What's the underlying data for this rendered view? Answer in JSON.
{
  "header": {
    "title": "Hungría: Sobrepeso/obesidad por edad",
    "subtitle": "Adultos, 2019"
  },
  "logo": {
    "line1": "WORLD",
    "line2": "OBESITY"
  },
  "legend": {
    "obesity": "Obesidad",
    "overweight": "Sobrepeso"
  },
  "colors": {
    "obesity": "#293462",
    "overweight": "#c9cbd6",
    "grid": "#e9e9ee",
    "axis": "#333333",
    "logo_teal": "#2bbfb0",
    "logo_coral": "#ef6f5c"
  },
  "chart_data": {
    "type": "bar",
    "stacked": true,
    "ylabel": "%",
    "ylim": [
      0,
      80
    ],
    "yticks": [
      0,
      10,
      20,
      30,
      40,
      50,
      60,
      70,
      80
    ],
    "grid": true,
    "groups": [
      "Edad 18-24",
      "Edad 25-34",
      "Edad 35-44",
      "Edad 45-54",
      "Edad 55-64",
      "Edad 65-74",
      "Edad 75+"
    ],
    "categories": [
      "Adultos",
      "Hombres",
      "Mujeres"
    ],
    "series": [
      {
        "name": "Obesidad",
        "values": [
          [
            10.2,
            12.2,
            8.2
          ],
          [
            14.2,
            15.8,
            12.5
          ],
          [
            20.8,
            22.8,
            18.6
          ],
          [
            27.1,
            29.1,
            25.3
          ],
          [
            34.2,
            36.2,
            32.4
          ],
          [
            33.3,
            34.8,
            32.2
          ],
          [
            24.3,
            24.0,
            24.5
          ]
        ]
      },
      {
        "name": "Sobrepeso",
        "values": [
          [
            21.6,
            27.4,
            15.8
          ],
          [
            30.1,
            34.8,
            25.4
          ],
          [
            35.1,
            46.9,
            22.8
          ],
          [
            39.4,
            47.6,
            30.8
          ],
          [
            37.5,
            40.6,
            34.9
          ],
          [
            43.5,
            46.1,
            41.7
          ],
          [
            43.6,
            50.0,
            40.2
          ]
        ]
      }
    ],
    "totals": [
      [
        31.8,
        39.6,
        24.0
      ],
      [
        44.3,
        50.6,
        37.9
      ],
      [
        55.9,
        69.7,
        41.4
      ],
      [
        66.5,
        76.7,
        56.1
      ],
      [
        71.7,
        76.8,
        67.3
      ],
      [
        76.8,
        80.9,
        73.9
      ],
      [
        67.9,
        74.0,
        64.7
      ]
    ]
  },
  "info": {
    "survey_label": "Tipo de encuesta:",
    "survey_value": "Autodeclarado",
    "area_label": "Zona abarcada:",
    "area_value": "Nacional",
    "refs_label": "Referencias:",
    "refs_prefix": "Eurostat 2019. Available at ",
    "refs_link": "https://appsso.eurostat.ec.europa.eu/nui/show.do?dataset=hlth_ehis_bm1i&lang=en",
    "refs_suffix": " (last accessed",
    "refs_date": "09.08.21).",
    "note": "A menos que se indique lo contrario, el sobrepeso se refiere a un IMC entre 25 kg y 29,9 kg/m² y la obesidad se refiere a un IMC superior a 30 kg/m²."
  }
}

****************************************

▸ **Problem**
Copy every line of the material, please, keeping it exactly the same.

▸ **Written answer**
What's the underlying data for this rendered view? Answer in JSON.
{
  "header": {
    "title": "Hungría: Sobrepeso/obesidad por edad",
    "subtitle": "Adultos, 2019"
  },
  "logo": {
    "line1": "WORLD",
    "line2": "OBESITY"
  },
  "legend": {
    "obesity": "Obesidad",
    "overweight": "Sobrepeso"
  },
  "colors": {
    "obesity": "#293462",
    "overweight": "#c9cbd6",
    "grid": "#e9e9ee",
    "axis": "#333333",
    "logo_teal": "#2bbfb0",
    "logo_coral": "#ef6f5c"
  },
  "chart_data": {
    "type": "bar",
    "stacked": true,
    "ylabel": "%",
    "ylim": [
      0,
      80
    ],
    "yticks": [
      0,
      10,
      20,
      30,
      40,
      50,
      60,
      70,
      80
    ],
    "grid": true,
    "groups": [
      "Edad 18-24",
      "Edad 25-34",
      "Edad 35-44",
      "Edad 45-54",
      "Edad 55-64",
      "Edad 65-74",
      "Edad 75+"
    ],
    "categories": [
      "Adultos",
      "Hombres",
      "Mujeres"
    ],
    "series": [
      {
        "name": "Obesidad",
        "values": [
          [
            10.2,
            12.2,
            8.2
          ],
          [
            14.2,
            15.8,
            12.5
          ],
          [
            20.8,
            22.8,
            18.6
          ],
          [
            27.1,
            29.1,
            25.3
          ],
          [
            34.2,
            36.2,
            32.4
          ],
          [
            33.3,
            34.8,
            32.2
          ],
          [
            24.3,
            24.0,
            24.5
          ]
        ]
      },
      {
        "name": "Sobrepeso",
        "values": [
          [
            21.6,
            27.4,
            15.8
          ],
          [
            30.1,
            34.8,
            25.4
          ],
          [
            35.1,
            46.9,
            22.8
          ],
          [
            39.4,
            47.6,
            30.8
          ],
          [
            37.5,
            40.6,
            34.9
          ],
          [
            43.5,
            46.1,
            41.7
          ],
          [
            43.6,
            50.0,
            40.2
          ]
        ]
      }
    ],
    "totals": [
      [
        31.8,
        39.6,
        24.0
      ],
      [
        44.3,
        50.6,
        37.9
      ],
      [
        55.9,
        69.7,
        41.4
      ],
      [
        66.5,
        76.7,
        56.1
      ],
      [
        71.7,
        76.8,
        67.3
      ],
      [
        76.8,
        80.9,
        73.9
      ],
      [
        67.9,
        74.0,
        64.7
      ]
    ]
  },
  "info": {
    "survey_label": "Tipo de encuesta:",
    "survey_value": "Autodeclarado",
    "area_label": "Zona abarcada:",
    "area_value": "Nacional",
    "refs_label": "Referencias:",
    "refs_prefix": "Eurostat 2019. Available at ",
    "refs_link": "https://appsso.eurostat.ec.europa.eu/nui/show.do?dataset=hlth_ehis_bm1i&lang=en",
    "refs_suffix": " (last accessed",
    "refs_date": "09.08.21).",
    "note": "A menos que se indique lo contrario, el sobrepeso se refiere a un IMC entre 25 kg y 29,9 kg/m² y la obesidad se refiere a un IMC superior a 30 kg/m²."
  }
}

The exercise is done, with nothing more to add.